- **What is asked**: Without skipping anything, write out each record below exactly.

- **Given records**:
******************************

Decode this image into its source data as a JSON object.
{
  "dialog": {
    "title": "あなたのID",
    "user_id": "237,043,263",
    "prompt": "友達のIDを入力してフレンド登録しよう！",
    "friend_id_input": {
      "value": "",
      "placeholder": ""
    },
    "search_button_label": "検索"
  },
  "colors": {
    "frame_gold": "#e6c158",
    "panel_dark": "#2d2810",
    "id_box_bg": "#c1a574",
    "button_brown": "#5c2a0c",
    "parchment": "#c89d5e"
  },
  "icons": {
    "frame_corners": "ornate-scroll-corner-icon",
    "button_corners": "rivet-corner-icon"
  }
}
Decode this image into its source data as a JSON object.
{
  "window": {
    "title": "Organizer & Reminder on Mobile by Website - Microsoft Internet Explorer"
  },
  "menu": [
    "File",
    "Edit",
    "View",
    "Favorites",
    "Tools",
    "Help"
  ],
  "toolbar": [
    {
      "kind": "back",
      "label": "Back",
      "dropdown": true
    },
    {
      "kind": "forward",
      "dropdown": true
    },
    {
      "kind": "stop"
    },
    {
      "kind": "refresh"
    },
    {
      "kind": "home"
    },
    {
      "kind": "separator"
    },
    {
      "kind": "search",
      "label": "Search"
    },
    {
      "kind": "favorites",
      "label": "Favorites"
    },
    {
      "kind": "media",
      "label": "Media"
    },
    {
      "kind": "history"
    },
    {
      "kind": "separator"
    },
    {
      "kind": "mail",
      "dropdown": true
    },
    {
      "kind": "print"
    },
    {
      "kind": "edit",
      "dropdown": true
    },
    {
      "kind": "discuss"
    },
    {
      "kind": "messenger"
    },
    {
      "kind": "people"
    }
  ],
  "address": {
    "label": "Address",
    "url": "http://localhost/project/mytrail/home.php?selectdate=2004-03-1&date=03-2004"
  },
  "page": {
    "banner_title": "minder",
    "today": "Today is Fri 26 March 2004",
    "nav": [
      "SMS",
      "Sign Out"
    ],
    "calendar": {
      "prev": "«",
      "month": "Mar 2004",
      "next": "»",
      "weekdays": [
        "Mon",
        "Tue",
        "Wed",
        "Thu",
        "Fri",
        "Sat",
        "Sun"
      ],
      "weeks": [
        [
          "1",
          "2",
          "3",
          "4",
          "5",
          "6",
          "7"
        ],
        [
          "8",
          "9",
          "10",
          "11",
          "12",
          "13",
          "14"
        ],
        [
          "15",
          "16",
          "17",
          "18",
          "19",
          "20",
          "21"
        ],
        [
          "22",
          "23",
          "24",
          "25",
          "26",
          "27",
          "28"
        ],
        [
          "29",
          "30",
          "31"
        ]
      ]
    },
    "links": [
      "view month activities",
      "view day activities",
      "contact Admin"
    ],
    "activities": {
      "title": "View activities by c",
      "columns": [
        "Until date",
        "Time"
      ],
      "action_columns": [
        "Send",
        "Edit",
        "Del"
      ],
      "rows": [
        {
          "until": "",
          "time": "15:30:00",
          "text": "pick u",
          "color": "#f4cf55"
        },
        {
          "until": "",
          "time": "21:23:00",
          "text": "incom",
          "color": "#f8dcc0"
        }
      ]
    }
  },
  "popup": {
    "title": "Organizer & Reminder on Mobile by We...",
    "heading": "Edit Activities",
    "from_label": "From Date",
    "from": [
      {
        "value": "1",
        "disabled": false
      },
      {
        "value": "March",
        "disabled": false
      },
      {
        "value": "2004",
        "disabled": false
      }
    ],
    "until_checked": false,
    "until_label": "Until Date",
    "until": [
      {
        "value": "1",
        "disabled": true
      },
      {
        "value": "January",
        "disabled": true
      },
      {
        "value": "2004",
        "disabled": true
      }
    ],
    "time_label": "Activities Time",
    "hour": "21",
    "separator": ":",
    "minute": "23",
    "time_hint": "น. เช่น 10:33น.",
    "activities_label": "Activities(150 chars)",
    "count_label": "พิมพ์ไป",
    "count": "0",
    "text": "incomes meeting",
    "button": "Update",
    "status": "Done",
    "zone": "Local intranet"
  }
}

******************************

- **Solution for this task**:
Decode this image into its source data as a JSON object.
{
  "dialog": {
    "title": "あなたのID",
    "user_id": "237,043,263",
    "prompt": "友達のIDを入力してフレンド登録しよう！",
    "friend_id_input": {
      "value": "",
      "placeholder": ""
    },
    "search_button_label": "検索"
  },
  "colors": {
    "frame_gold": "#e6c158",
    "panel_dark": "#2d2810",
    "id_box_bg": "#c1a574",
    "button_brown": "#5c2a0c",
    "parchment": "#c89d5e"
  },
  "icons": {
    "frame_corners": "ornate-scroll-corner-icon",
    "button_corners": "rivet-corner-icon"
  }
}
Decode this image into its source data as a JSON object.
{
  "window": {
    "title": "Organizer & Reminder on Mobile by Website - Microsoft Internet Explorer"
  },
  "menu": [
    "File",
    "Edit",
    "View",
    "Favorites",
    "Tools",
    "Help"
  ],
  "toolbar": [
    {
      "kind": "back",
      "label": "Back",
      "dropdown": true
    },
    {
      "kind": "forward",
      "dropdown": true
    },
    {
      "kind": "stop"
    },
    {
      "kind": "refresh"
    },
    {
      "kind": "home"
    },
    {
      "kind": "separator"
    },
    {
      "kind": "search",
      "label": "Search"
    },
    {
      "kind": "favorites",
      "label": "Favorites"
    },
    {
      "kind": "media",
      "label": "Media"
    },
    {
      "kind": "history"
    },
    {
      "kind": "separator"
    },
    {
      "kind": "mail",
      "dropdown": true
    },
    {
      "kind": "print"
    },
    {
      "kind": "edit",
      "dropdown": true
    },
    {
      "kind": "discuss"
    },
    {
      "kind": "messenger"
    },
    {
      "kind": "people"
    }
  ],
  "address": {
    "label": "Address",
    "url": "http://localhost/project/mytrail/home.php?selectdate=2004-03-1&date=03-2004"
  },
  "page": {
    "banner_title": "minder",
    "today": "Today is Fri 26 March 2004",
    "nav": [
      "SMS",
      "Sign Out"
    ],
    "calendar": {
      "prev": "«",
      "month": "Mar 2004",
      "next": "»",
      "weekdays": [
        "Mon",
        "Tue",
        "Wed",
        "Thu",
        "Fri",
        "Sat",
        "Sun"
      ],
      "weeks": [
        [
          "1",
          "2",
          "3",
          "4",
          "5",
          "6",
          "7"
        ],
        [
          "8",
          "9",
          "10",
          "11",
          "12",
          "13",
          "14"
        ],
        [
          "15",
          "16",
          "17",
          "18",
          "19",
          "20",
          "21"
        ],
        [
          "22",
          "23",
          "24",
          "25",
          "26",
          "27",
          "28"
        ],
        [
          "29",
          "30",
          "31"
        ]
      ]
    },
    "links": [
      "view month activities",
      "view day activities",
      "contact Admin"
    ],
    "activities": {
      "title": "View activities by c",
      "columns": [
        "Until date",
        "Time"
      ],
      "action_columns": [
        "Send",
        "Edit",
        "Del"
      ],
      "rows": [
        {
          "until": "",
          "time": "15:30:00",
          "text": "pick u",
          "color": "#f4cf55"
        },
        {
          "until": "",
          "time": "21:23:00",
          "text": "incom",
          "color": "#f8dcc0"
        }
      ]
    }
  },
  "popup": {
    "title": "Organizer & Reminder on Mobile by We...",
    "heading": "Edit Activities",
    "from_label": "From Date",
    "from": [
      {
        "value": "1",
        "disabled": false
      },
      {
        "value": "March",
        "disabled": false
      },
      {
        "value": "2004",
        "disabled": false
      }
    ],
    "until_checked": false,
    "until_label": "Until Date",
    "until": [
      {
        "value": "1",
        "disabled": true
      },
      {
        "value": "January",
        "disabled": true
      },
      {
        "value": "2004",
        "disabled": true
      }
    ],
    "time_label": "Activities Time",
    "hour": "21",
    "separator": ":",
    "minute": "23",
    "time_hint": "น. เช่น 10:33น.",
    "activities_label": "Activities(150 chars)",
    "count_label": "พิมพ์ไป",
    "count": "0",
    "text": "incomes meeting",
    "button": "Update",
    "status": "Done",
    "zone": "Local intranet"
  }
}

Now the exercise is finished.